• _Stated problem_: Your task is to transcribe all of the data below exactly, omitting the images.

## Begin

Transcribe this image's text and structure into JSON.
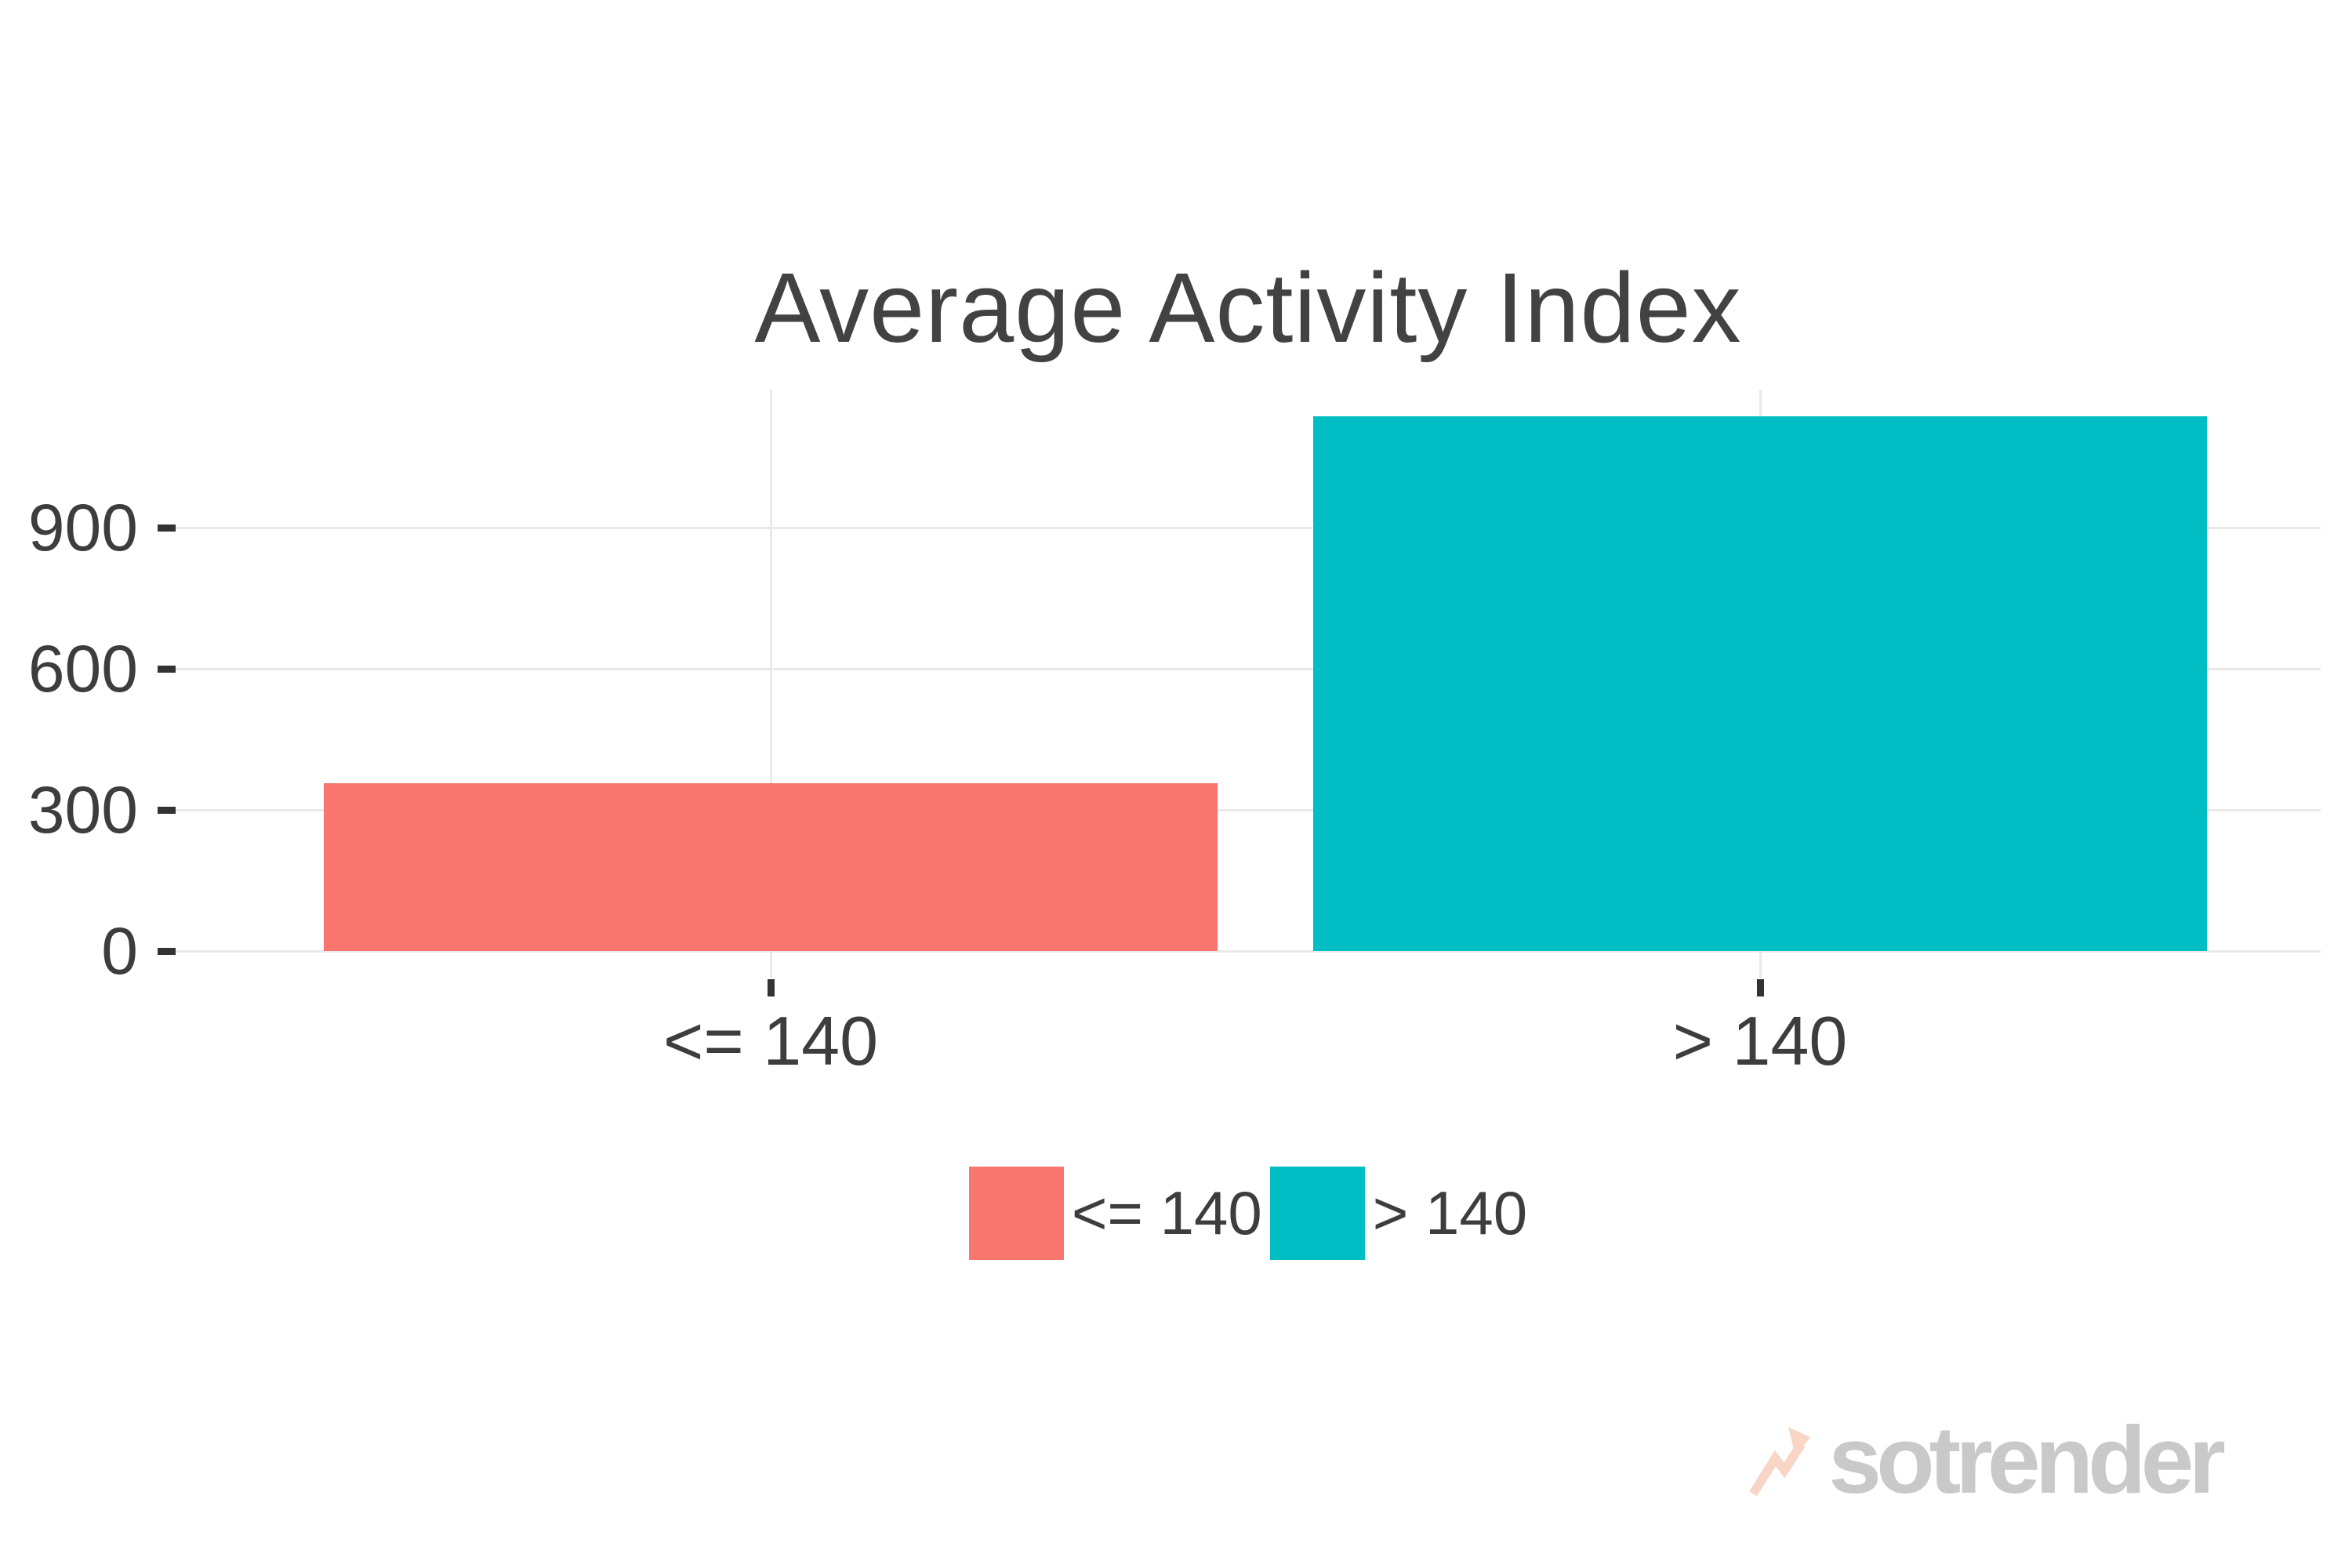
{
  "page": {
    "background": "#FFFFFF"
  },
  "chart_data": {
    "type": "bar",
    "title": "Average Activity Index",
    "categories": [
      "<= 140",
      "> 140"
    ],
    "values": [
      357,
      1137
    ],
    "bar_colors": [
      "#F8766D",
      "#00BEC3"
    ],
    "xlabel": "",
    "ylabel": "",
    "ylim": [
      0,
      1200
    ],
    "yticks": [
      0,
      300,
      600,
      900
    ],
    "ytick_labels": [
      "0",
      "300",
      "600",
      "900"
    ],
    "grid": "major horizontal gridlines at y ticks and vertical gridlines at category centers, light gray, no axis lines",
    "legend_position": "bottom",
    "legend": [
      {
        "label": "<= 140",
        "color": "#F8766D"
      },
      {
        "label": "> 140",
        "color": "#00BEC3"
      }
    ]
  },
  "watermark": {
    "text": "sotrender",
    "icon": "trend-arrow-icon",
    "text_color": "#C9C9C9",
    "icon_color": "#F9D5C6"
  },
  "colors": {
    "title_text": "#424242",
    "axis_text": "#3D3D3D",
    "gridline": "#E9E9E9",
    "tick_mark": "#333333"
  }
}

## End

• _Finished exercise_:
Transcribe this image's text and structure into JSON.
{
  "page": {
    "background": "#FFFFFF"
  },
  "chart_data": {
    "type": "bar",
    "title": "Average Activity Index",
    "categories": [
      "<= 140",
      "> 140"
    ],
    "values": [
      357,
      1137
    ],
    "bar_colors": [
      "#F8766D",
      "#00BEC3"
    ],
    "xlabel": "",
    "ylabel": "",
    "ylim": [
      0,
      1200
    ],
    "yticks": [
      0,
      300,
      600,
      900
    ],
    "ytick_labels": [
      "0",
      "300",
      "600",
      "900"
    ],
    "grid": "major horizontal gridlines at y ticks and vertical gridlines at category centers, light gray, no axis lines",
    "legend_position": "bottom",
    "legend": [
      {
        "label": "<= 140",
        "color": "#F8766D"
      },
      {
        "label": "> 140",
        "color": "#00BEC3"
      }
    ]
  },
  "watermark": {
    "text": "sotrender",
    "icon": "trend-arrow-icon",
    "text_color": "#C9C9C9",
    "icon_color": "#F9D5C6"
  },
  "colors": {
    "title_text": "#424242",
    "axis_text": "#3D3D3D",
    "gridline": "#E9E9E9",
    "tick_mark": "#333333"
  }
}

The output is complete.